[Dataset records]
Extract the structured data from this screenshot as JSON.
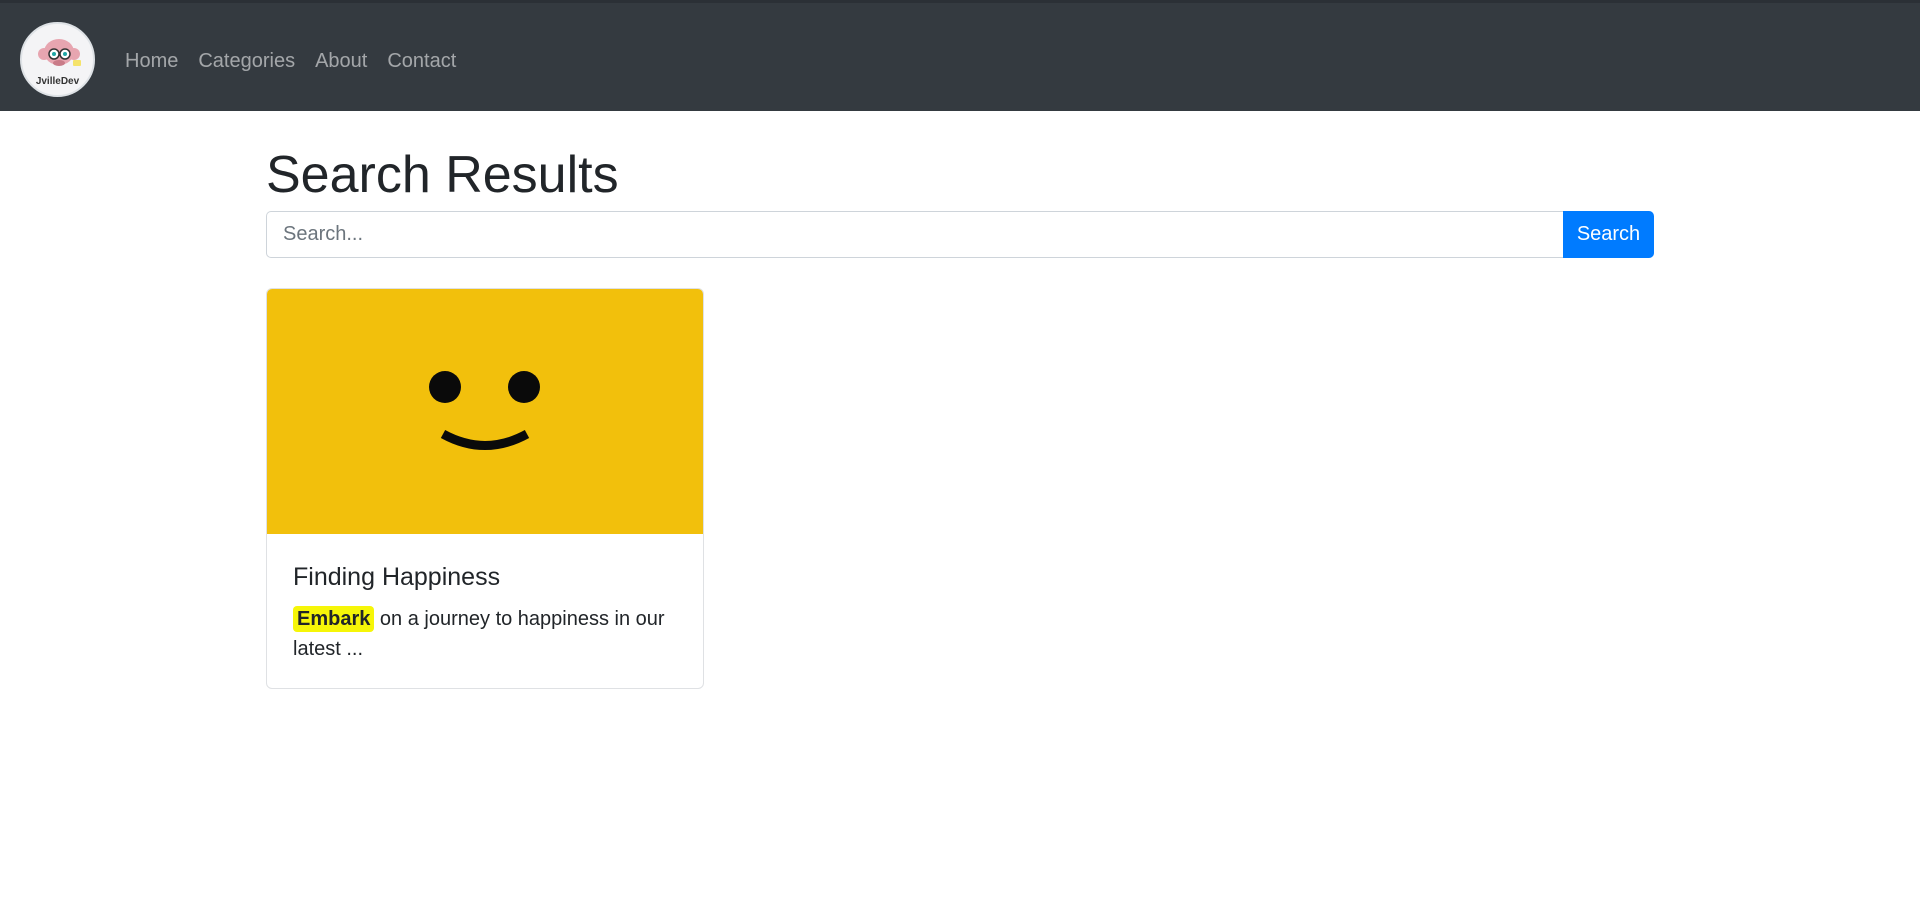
{
  "brand": {
    "logo_text": "JvilleDev",
    "logo_icon": "monkey-mascot-icon"
  },
  "nav": {
    "items": [
      {
        "label": "Home"
      },
      {
        "label": "Categories"
      },
      {
        "label": "About"
      },
      {
        "label": "Contact"
      }
    ]
  },
  "page": {
    "title": "Search Results"
  },
  "search": {
    "placeholder": "Search...",
    "value": "",
    "button_label": "Search"
  },
  "results": [
    {
      "title": "Finding Happiness",
      "highlight": "Embark",
      "excerpt_rest": " on a journey to happiness in our latest ...",
      "image_icon": "smiley-face-icon"
    }
  ],
  "colors": {
    "navbar": "#343a40",
    "accent": "#007bff",
    "card_image_bg": "#f2c00c",
    "highlight": "#f6f608"
  }
}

_DIRECTION_
Repeat all the records above exactly, leaving out any pictures.

_RESULT OF THIS TASK_
Extract the structured data from this screenshot as JSON.
{
  "brand": {
    "logo_text": "JvilleDev",
    "logo_icon": "monkey-mascot-icon"
  },
  "nav": {
    "items": [
      {
        "label": "Home"
      },
      {
        "label": "Categories"
      },
      {
        "label": "About"
      },
      {
        "label": "Contact"
      }
    ]
  },
  "page": {
    "title": "Search Results"
  },
  "search": {
    "placeholder": "Search...",
    "value": "",
    "button_label": "Search"
  },
  "results": [
    {
      "title": "Finding Happiness",
      "highlight": "Embark",
      "excerpt_rest": " on a journey to happiness in our latest ...",
      "image_icon": "smiley-face-icon"
    }
  ],
  "colors": {
    "navbar": "#343a40",
    "accent": "#007bff",
    "card_image_bg": "#f2c00c",
    "highlight": "#f6f608"
  }
}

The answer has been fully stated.